-- begin Material --

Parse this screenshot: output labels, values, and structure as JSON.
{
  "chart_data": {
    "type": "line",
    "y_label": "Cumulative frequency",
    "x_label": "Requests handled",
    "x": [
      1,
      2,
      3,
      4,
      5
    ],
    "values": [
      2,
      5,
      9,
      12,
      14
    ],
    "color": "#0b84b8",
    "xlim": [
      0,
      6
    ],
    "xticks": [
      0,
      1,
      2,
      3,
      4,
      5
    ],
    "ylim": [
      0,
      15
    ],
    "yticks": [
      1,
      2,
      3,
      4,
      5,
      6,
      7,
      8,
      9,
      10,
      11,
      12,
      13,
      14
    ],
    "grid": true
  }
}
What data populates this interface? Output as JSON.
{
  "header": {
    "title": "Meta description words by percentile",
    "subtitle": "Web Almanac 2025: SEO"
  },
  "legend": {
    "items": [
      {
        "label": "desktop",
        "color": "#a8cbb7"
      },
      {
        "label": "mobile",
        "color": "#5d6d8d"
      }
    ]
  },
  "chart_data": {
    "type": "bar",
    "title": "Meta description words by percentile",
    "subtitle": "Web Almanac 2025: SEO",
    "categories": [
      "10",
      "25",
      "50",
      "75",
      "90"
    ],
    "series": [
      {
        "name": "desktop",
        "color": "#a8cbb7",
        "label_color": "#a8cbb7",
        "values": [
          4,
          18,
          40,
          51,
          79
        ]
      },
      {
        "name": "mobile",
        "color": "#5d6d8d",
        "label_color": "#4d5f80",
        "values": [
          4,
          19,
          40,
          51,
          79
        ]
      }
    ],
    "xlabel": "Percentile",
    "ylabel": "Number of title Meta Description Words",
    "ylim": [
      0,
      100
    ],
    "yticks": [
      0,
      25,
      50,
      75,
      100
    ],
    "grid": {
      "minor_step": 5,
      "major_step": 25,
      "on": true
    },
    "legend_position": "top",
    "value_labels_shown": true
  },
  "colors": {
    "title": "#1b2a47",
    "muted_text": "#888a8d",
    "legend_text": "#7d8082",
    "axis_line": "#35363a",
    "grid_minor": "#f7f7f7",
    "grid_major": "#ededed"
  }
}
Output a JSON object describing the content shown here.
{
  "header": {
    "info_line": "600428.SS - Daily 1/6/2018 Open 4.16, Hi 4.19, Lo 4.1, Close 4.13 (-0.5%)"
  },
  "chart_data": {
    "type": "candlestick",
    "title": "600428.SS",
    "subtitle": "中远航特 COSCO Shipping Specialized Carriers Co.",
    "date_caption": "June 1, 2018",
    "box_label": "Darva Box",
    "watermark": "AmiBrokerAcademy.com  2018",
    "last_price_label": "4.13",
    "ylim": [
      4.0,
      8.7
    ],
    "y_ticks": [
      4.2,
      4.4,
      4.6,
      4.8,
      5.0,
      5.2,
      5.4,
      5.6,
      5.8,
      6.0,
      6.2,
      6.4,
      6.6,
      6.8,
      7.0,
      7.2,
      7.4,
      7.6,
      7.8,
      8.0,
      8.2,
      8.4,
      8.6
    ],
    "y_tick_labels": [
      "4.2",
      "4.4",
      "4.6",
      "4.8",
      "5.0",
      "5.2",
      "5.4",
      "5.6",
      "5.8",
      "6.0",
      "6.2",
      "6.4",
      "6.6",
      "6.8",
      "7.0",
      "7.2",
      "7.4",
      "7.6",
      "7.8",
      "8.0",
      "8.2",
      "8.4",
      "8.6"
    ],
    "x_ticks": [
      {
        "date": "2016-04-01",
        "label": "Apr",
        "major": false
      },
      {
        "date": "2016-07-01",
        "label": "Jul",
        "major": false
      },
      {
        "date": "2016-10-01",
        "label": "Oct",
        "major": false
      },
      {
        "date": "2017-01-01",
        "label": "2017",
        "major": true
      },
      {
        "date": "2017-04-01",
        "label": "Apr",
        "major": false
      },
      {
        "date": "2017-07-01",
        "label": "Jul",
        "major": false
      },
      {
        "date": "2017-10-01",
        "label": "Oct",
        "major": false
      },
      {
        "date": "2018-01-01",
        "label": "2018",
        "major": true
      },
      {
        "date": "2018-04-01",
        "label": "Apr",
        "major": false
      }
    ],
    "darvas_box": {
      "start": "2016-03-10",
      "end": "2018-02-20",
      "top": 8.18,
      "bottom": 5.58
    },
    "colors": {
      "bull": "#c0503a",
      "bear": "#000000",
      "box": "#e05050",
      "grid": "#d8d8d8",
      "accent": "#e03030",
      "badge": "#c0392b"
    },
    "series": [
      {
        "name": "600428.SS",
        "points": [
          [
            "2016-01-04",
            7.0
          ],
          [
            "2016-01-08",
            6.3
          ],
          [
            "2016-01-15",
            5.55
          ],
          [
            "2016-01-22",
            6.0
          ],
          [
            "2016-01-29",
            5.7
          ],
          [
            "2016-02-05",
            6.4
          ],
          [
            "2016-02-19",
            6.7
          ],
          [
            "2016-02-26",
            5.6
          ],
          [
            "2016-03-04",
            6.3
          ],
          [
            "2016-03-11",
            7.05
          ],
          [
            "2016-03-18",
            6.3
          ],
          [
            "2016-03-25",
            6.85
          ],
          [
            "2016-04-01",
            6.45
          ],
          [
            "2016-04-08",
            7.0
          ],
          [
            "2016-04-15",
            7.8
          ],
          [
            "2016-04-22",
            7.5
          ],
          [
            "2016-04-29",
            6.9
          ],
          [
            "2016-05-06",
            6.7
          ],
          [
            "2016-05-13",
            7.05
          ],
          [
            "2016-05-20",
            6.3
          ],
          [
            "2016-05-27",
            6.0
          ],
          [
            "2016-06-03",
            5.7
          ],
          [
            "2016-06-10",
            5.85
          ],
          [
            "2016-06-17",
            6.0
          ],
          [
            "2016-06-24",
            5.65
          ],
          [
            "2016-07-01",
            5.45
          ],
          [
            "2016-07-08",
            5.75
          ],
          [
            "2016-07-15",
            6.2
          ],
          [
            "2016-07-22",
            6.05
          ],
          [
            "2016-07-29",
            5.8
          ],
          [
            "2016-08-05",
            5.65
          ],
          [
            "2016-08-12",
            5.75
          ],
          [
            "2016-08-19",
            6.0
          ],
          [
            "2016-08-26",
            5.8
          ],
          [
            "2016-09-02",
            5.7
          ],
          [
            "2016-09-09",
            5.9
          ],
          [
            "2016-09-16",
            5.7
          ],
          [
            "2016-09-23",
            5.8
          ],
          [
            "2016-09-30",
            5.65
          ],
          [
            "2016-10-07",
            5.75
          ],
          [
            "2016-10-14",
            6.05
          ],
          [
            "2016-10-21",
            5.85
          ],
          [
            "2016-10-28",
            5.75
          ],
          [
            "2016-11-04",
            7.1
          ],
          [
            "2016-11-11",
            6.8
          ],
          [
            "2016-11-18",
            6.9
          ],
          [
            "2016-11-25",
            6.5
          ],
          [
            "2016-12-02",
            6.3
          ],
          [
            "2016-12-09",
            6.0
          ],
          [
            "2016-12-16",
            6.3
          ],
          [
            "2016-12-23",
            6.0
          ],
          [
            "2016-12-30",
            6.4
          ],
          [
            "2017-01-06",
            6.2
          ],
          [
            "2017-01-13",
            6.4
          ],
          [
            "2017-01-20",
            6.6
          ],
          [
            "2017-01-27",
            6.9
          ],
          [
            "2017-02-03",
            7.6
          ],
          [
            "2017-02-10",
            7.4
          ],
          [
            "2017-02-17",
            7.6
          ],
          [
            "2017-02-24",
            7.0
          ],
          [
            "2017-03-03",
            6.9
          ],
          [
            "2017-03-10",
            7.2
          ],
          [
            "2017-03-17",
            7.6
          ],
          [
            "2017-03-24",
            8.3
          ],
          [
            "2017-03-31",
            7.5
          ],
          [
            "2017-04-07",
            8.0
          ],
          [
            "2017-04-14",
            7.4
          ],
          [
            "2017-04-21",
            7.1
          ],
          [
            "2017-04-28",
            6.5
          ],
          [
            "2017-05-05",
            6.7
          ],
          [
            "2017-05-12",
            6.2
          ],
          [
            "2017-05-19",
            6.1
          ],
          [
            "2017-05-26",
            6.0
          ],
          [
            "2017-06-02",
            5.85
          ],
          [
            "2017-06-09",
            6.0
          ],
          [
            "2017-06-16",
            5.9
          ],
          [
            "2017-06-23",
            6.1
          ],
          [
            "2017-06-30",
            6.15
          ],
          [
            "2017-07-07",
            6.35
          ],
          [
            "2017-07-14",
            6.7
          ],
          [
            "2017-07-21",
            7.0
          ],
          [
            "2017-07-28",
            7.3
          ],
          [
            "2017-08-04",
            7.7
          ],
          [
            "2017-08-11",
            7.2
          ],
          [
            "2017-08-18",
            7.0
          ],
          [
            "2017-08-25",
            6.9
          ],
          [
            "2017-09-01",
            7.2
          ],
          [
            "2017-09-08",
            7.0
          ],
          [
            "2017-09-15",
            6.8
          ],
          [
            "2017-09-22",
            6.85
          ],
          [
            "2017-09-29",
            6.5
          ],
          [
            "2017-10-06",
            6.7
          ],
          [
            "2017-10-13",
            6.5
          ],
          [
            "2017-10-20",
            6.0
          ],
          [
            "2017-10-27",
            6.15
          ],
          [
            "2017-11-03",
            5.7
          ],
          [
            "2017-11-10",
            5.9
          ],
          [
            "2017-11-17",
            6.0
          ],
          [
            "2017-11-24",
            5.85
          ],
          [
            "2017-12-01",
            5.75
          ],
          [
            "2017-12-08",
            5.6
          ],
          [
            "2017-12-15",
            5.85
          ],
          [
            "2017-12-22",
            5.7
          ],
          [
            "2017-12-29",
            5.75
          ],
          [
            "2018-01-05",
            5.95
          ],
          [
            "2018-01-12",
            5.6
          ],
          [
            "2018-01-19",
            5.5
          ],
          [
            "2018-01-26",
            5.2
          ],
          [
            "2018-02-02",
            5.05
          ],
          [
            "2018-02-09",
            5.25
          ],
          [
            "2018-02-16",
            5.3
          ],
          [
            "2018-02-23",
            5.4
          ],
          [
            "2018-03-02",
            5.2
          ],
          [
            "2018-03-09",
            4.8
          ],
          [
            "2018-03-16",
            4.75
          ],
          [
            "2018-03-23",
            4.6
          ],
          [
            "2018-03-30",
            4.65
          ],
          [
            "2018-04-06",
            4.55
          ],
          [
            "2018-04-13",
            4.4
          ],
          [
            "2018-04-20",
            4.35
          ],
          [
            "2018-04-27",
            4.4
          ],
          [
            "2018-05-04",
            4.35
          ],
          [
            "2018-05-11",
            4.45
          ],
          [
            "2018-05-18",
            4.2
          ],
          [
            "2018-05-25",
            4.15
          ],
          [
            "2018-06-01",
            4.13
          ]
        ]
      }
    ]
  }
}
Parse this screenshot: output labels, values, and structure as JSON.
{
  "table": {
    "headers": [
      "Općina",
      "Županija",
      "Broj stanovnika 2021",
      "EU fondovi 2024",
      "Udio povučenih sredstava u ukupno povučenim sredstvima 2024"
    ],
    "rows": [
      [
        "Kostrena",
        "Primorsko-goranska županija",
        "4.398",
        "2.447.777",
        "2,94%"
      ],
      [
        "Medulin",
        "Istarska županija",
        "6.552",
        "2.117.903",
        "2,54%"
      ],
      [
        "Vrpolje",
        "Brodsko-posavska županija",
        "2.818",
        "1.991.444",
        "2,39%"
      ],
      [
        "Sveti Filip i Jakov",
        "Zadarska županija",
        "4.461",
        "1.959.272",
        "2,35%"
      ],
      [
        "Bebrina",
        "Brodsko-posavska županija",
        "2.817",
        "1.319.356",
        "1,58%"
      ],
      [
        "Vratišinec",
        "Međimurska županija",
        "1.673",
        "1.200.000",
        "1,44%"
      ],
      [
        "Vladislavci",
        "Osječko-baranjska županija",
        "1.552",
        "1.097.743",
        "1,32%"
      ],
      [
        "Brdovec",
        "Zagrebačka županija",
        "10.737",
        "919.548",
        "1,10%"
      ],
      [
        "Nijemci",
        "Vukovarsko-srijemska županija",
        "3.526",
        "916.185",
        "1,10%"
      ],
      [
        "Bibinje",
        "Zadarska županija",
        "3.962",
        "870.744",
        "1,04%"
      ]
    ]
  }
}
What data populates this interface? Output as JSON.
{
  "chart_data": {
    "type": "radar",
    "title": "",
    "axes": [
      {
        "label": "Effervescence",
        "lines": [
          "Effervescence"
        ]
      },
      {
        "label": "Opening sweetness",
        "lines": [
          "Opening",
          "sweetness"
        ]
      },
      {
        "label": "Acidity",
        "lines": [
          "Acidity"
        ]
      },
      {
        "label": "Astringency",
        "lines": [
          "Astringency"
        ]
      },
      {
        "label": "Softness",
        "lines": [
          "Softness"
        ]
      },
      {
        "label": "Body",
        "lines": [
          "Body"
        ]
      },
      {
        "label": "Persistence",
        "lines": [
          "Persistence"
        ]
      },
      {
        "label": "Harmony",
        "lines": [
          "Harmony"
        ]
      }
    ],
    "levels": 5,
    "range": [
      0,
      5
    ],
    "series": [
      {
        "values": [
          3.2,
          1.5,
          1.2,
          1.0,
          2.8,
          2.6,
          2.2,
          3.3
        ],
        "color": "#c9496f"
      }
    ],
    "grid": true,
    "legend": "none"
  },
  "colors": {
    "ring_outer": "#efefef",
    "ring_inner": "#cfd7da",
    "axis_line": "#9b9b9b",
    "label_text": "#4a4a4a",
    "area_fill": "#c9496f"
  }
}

-- end Material --

> Your objective
Copy all lines from the material that contain "true".

> Answer to this task
    "grid": true
      "on": true
    "value_labels_shown": true
        "major": true
        "major": true
    "grid": true,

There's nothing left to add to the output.